» Work required
Comb through the entries for "nach" and pull out each line that holds it.

» Raw records
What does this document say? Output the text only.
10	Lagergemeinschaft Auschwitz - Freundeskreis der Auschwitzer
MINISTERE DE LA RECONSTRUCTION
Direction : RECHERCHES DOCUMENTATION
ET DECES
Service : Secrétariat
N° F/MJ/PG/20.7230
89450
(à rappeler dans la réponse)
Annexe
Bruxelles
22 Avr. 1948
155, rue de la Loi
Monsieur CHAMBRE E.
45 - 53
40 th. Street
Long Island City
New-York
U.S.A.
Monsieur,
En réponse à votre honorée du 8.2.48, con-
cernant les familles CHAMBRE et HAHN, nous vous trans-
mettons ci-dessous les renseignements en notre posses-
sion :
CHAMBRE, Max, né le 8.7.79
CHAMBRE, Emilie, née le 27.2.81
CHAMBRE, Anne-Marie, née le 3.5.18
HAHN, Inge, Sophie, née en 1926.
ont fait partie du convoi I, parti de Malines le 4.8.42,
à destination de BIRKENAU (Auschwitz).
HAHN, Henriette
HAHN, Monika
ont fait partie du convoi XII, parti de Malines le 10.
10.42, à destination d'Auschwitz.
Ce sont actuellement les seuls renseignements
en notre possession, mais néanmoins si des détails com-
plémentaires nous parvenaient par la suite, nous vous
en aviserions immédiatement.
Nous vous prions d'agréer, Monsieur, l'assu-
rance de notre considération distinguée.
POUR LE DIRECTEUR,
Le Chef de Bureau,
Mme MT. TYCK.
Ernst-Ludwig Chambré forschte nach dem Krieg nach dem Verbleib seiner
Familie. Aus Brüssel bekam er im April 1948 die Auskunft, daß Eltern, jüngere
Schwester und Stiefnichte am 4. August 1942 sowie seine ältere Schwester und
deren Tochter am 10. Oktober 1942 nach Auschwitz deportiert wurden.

» Response
Ernst-Ludwig Chambré forschte nach dem Krieg nach dem Verbleib seiner
deren Tochter am 10. Oktober 1942 nach Auschwitz deportiert wurden.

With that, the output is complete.